*** Exercise materials Section Begins ***

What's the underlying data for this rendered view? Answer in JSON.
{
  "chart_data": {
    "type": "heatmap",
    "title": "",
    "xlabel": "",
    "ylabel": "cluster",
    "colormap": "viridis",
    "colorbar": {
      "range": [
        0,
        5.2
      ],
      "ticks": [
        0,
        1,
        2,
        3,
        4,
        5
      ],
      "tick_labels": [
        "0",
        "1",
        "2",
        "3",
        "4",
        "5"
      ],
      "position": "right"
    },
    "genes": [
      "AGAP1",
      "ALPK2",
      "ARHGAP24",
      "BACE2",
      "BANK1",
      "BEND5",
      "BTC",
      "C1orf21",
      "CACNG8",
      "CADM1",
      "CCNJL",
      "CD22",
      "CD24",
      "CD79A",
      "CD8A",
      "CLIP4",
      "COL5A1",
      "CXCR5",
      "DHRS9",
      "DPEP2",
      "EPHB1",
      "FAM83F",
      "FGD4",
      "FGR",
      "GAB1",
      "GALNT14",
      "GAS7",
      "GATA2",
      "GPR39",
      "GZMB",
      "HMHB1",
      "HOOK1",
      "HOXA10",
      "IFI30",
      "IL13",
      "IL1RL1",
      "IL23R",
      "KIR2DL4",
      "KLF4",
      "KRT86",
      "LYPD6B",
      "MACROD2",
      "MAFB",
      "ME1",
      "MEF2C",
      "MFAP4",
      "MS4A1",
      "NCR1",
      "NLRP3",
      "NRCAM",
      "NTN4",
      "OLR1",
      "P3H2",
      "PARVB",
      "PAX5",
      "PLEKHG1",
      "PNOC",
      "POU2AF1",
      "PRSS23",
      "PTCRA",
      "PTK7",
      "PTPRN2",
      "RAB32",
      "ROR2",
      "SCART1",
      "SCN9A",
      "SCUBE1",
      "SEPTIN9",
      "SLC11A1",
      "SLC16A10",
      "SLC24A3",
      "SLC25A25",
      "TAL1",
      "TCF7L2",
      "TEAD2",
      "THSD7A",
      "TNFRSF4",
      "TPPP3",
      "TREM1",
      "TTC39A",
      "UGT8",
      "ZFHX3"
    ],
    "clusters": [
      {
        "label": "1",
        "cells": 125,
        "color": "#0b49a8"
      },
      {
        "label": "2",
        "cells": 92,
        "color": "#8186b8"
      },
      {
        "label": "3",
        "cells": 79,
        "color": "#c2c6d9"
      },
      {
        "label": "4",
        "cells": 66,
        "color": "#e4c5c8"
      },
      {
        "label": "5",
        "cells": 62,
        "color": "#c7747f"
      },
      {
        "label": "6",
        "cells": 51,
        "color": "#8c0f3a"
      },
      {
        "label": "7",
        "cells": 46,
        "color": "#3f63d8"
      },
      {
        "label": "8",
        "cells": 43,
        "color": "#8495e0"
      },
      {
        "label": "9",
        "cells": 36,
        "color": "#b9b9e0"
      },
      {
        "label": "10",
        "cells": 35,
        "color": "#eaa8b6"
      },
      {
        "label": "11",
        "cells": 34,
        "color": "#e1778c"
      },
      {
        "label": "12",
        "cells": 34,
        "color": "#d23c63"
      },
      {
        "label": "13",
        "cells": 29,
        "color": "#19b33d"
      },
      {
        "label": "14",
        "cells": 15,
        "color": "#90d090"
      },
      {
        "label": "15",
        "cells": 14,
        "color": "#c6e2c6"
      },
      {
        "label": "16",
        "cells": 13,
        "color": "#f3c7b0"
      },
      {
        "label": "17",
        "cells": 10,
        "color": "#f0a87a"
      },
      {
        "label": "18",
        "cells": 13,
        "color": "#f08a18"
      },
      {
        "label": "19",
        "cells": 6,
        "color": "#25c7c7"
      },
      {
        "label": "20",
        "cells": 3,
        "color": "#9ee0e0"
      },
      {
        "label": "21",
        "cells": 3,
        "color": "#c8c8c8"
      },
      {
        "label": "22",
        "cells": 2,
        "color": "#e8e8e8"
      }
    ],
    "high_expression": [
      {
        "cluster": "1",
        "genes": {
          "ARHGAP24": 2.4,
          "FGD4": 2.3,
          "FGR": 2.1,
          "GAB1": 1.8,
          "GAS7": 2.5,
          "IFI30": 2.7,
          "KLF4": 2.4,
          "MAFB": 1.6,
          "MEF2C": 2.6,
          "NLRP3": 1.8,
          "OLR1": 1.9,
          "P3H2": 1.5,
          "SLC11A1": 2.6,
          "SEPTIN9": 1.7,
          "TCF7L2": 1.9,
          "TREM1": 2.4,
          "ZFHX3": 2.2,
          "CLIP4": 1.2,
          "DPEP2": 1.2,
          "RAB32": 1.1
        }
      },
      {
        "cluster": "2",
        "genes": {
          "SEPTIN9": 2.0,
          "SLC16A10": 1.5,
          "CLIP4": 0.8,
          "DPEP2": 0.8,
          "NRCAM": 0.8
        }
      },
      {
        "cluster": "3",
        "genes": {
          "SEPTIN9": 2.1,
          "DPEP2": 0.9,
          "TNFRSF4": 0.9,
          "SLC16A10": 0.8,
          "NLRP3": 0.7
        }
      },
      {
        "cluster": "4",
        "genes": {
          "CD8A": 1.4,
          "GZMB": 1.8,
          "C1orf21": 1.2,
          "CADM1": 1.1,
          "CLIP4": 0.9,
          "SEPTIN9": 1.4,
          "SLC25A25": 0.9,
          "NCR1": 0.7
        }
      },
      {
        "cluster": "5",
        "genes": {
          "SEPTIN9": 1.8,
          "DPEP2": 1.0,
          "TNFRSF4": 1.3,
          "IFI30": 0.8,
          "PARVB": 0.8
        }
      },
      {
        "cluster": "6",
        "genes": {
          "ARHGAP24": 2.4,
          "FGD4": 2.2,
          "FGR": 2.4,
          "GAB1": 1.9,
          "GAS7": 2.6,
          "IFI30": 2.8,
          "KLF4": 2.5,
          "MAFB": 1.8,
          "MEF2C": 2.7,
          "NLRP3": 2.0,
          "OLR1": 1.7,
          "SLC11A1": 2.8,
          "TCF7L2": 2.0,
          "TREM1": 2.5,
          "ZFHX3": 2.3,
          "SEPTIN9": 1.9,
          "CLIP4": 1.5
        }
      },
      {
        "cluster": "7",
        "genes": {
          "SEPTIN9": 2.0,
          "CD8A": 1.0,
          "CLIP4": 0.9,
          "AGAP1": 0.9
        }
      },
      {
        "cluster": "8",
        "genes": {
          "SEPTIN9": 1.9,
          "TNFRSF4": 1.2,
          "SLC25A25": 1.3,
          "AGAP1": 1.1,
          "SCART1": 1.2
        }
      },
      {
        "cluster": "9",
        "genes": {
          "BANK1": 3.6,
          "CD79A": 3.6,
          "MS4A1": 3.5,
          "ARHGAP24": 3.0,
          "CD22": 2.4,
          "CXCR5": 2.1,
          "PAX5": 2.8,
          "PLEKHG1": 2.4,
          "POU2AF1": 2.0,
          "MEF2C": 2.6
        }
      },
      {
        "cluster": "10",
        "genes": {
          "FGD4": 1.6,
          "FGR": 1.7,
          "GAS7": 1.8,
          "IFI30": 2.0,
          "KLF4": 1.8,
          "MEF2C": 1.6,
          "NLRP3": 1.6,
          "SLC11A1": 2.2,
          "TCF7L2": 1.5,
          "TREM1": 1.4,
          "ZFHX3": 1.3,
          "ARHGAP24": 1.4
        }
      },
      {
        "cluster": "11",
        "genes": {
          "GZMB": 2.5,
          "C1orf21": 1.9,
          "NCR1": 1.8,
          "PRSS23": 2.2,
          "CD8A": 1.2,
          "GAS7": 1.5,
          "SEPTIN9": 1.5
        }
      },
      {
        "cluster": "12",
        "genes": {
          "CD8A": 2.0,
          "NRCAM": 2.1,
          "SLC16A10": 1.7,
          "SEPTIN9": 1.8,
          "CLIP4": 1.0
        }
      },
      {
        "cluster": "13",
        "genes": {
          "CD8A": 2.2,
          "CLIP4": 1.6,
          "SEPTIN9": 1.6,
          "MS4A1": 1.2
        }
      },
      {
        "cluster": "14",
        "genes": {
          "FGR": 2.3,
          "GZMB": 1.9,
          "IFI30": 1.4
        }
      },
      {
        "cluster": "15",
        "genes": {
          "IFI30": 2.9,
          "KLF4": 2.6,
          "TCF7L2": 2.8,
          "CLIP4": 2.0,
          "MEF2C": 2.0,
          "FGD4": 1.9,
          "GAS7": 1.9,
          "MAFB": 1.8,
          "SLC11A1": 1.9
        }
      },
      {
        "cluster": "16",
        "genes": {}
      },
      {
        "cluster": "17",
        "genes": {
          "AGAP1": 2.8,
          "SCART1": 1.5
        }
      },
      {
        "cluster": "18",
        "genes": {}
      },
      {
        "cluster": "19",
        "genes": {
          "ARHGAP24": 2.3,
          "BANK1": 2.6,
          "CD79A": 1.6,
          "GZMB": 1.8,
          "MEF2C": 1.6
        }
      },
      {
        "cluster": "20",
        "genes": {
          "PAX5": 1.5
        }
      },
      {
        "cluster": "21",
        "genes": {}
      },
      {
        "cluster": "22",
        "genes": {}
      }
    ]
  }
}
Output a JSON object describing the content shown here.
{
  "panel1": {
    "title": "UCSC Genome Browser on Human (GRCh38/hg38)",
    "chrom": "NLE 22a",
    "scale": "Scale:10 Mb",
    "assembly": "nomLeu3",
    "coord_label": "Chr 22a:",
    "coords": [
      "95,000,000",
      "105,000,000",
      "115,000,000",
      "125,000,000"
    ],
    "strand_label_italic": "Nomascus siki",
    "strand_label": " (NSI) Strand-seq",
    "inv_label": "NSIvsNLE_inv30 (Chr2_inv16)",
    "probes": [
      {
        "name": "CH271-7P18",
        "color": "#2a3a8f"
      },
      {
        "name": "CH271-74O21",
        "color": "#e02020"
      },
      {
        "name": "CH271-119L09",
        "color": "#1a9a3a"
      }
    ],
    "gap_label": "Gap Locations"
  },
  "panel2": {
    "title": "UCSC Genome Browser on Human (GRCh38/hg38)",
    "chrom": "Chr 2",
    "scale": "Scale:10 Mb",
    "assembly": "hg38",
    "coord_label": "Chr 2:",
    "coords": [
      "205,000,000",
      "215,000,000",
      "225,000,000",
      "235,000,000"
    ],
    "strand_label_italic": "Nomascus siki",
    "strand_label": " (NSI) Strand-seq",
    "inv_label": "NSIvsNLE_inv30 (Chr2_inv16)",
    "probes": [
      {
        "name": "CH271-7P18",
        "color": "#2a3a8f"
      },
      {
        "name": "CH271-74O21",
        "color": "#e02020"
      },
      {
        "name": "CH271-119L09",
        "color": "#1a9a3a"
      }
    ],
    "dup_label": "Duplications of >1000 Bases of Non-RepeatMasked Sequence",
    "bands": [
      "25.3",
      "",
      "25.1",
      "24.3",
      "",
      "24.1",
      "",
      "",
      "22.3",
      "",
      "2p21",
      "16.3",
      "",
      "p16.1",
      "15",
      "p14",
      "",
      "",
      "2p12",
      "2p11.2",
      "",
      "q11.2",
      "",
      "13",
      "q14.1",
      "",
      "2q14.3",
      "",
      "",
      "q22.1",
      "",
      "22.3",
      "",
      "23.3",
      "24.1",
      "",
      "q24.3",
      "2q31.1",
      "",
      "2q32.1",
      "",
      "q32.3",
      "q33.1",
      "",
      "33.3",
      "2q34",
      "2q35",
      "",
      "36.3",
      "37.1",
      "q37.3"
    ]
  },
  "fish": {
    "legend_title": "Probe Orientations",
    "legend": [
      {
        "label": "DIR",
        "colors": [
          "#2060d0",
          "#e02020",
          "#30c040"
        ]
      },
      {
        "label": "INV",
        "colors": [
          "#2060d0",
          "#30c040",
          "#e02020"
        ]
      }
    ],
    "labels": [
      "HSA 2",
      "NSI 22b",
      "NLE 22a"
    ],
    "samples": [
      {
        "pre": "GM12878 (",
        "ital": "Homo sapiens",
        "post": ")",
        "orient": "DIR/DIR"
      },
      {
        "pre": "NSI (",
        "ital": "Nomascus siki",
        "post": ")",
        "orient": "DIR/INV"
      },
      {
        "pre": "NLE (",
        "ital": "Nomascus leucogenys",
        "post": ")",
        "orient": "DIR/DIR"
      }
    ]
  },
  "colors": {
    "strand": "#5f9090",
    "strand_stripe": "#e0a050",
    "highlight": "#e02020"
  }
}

*** Exercise materials Section Ends ***

• Directions:
Search the data for "Nomascus". Copy every matching line.

• Output of the exercise:
    "strand_label_italic": "Nomascus siki",
    "strand_label_italic": "Nomascus siki",
        "ital": "Nomascus siki",
        "ital": "Nomascus leucogenys",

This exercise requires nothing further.